> _WHAT YOU SHOULD DO_
Below are some records. How many of their lines contain the string "name"? Give the number only.

> _DATASET ENTRIES_
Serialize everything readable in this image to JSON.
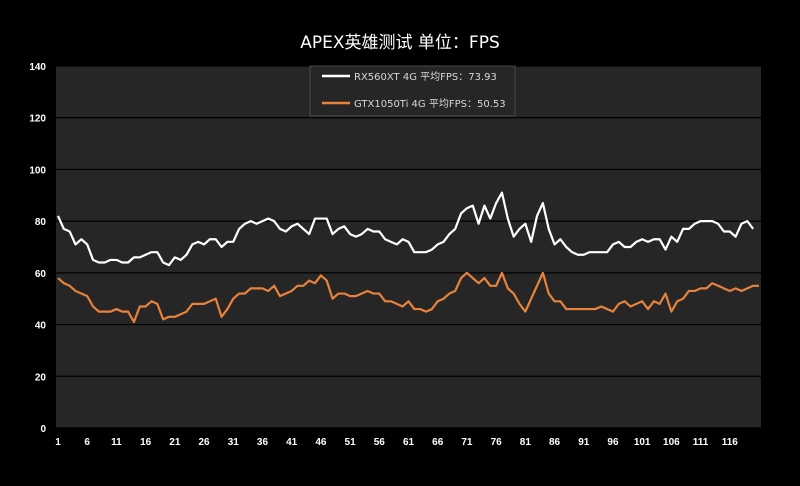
{
  "chart_data": {
    "type": "line",
    "title": "APEX英雄测试 单位：FPS",
    "xlabel": "",
    "ylabel": "",
    "ylim": [
      0,
      140
    ],
    "yticks": [
      0,
      20,
      40,
      60,
      80,
      100,
      120,
      140
    ],
    "xlim": [
      1,
      121
    ],
    "xticks": [
      1,
      6,
      11,
      16,
      21,
      26,
      31,
      36,
      41,
      46,
      51,
      56,
      61,
      66,
      71,
      76,
      81,
      86,
      91,
      96,
      101,
      106,
      111,
      116
    ],
    "grid": true,
    "legend_position": "top-center",
    "series": [
      {
        "name": "RX560XT 4G 平均FPS：73.93",
        "color": "#ffffff",
        "values": [
          82,
          77,
          76,
          71,
          73,
          71,
          65,
          64,
          64,
          65,
          65,
          64,
          64,
          66,
          66,
          67,
          68,
          68,
          64,
          63,
          66,
          65,
          67,
          71,
          72,
          71,
          73,
          73,
          70,
          72,
          72,
          77,
          79,
          80,
          79,
          80,
          81,
          80,
          77,
          76,
          78,
          79,
          77,
          75,
          81,
          81,
          81,
          75,
          77,
          78,
          75,
          74,
          75,
          77,
          76,
          76,
          73,
          72,
          71,
          73,
          72,
          68,
          68,
          68,
          69,
          71,
          72,
          75,
          77,
          83,
          85,
          86,
          79,
          86,
          81,
          87,
          91,
          81,
          74,
          77,
          79,
          72,
          82,
          87,
          77,
          71,
          73,
          70,
          68,
          67,
          67,
          68,
          68,
          68,
          68,
          71,
          72,
          70,
          70,
          72,
          73,
          72,
          73,
          73,
          69,
          74,
          72,
          77,
          77,
          79,
          80,
          80,
          80,
          79,
          76,
          76,
          74,
          79,
          80,
          77
        ]
      },
      {
        "name": "GTX1050Ti 4G 平均FPS：50.53",
        "color": "#e8823c",
        "values": [
          58,
          56,
          55,
          53,
          52,
          51,
          47,
          45,
          45,
          45,
          46,
          45,
          45,
          41,
          47,
          47,
          49,
          48,
          42,
          43,
          43,
          44,
          45,
          48,
          48,
          48,
          49,
          50,
          43,
          46,
          50,
          52,
          52,
          54,
          54,
          54,
          53,
          55,
          51,
          52,
          53,
          55,
          55,
          57,
          56,
          59,
          57,
          50,
          52,
          52,
          51,
          51,
          52,
          53,
          52,
          52,
          49,
          49,
          48,
          47,
          49,
          46,
          46,
          45,
          46,
          49,
          50,
          52,
          53,
          58,
          60,
          58,
          56,
          58,
          55,
          55,
          60,
          54,
          52,
          48,
          45,
          50,
          55,
          60,
          52,
          49,
          49,
          46,
          46,
          46,
          46,
          46,
          46,
          47,
          46,
          45,
          48,
          49,
          47,
          48,
          49,
          46,
          49,
          48,
          52,
          45,
          49,
          50,
          53,
          53,
          54,
          54,
          56,
          55,
          54,
          53,
          54,
          53,
          54,
          55,
          55
        ]
      }
    ]
  }
}
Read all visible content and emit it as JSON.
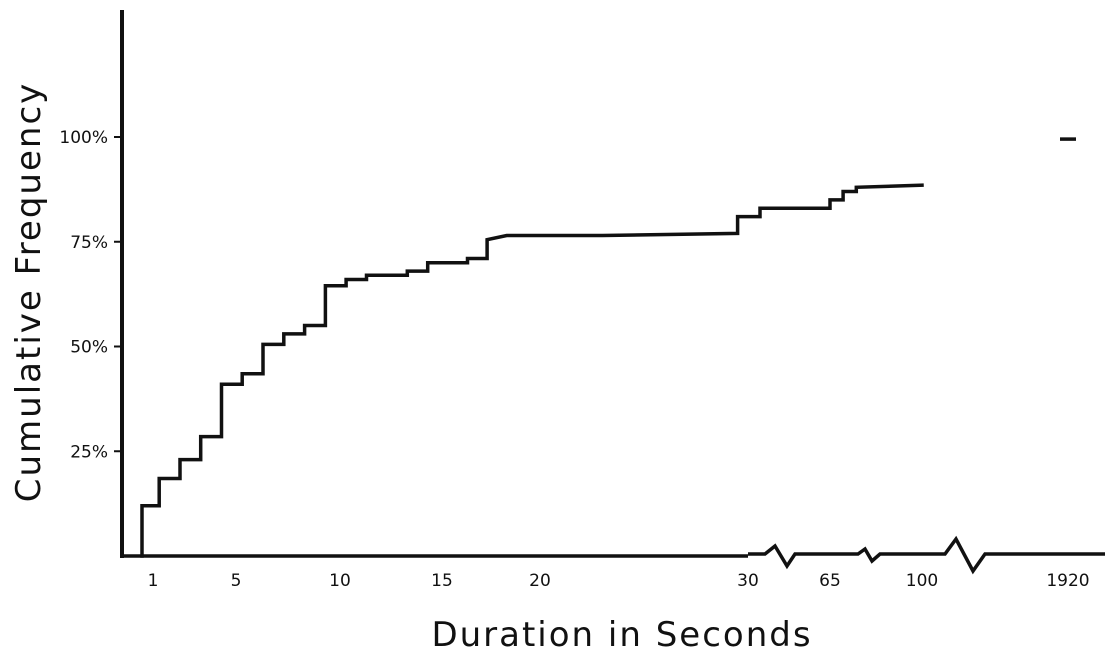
{
  "chart_data": {
    "type": "line",
    "xlabel": "Duration in Seconds",
    "ylabel": "Cumulative Frequency",
    "y_ticks": [
      "25%",
      "50%",
      "75%",
      "100%"
    ],
    "y_tick_values": [
      25,
      50,
      75,
      100
    ],
    "ylim": [
      0,
      100
    ],
    "x_axis_breaks": true,
    "x_ticks": [
      "1",
      "5",
      "10",
      "15",
      "20",
      "30",
      "65",
      "100",
      "1920"
    ],
    "x_tick_values": [
      1,
      5,
      10,
      15,
      20,
      30,
      65,
      100,
      1920
    ],
    "series": [
      {
        "x": [
          0.8,
          0.8,
          1.3,
          1.3,
          2.3,
          2.3,
          3.3,
          3.3,
          4.3,
          4.3,
          5.3,
          5.3,
          6.3,
          6.3,
          7.3,
          7.3,
          8.3,
          8.3,
          9.3,
          9.3,
          10.3,
          10.3,
          11.3,
          11.3,
          13.3,
          13.3,
          14.3,
          14.3,
          16.3,
          16.3,
          17.3,
          17.3,
          18.3,
          23,
          29.5,
          29.5,
          30.5,
          30.5,
          65,
          65,
          70,
          70,
          75,
          75,
          100
        ],
        "y": [
          0,
          12,
          12,
          18.5,
          18.5,
          23,
          23,
          28.5,
          28.5,
          41,
          41,
          43.5,
          43.5,
          50.5,
          50.5,
          53,
          53,
          55,
          55,
          64.5,
          64.5,
          66,
          66,
          67,
          67,
          68,
          68,
          70,
          70,
          71,
          71,
          75.5,
          76.5,
          76.5,
          77,
          81,
          81,
          83,
          83,
          85,
          85,
          87,
          87,
          88,
          88.5
        ]
      },
      {
        "x": [
          1920
        ],
        "y": [
          99.5
        ]
      }
    ]
  }
}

> _THE RESPONSE_
2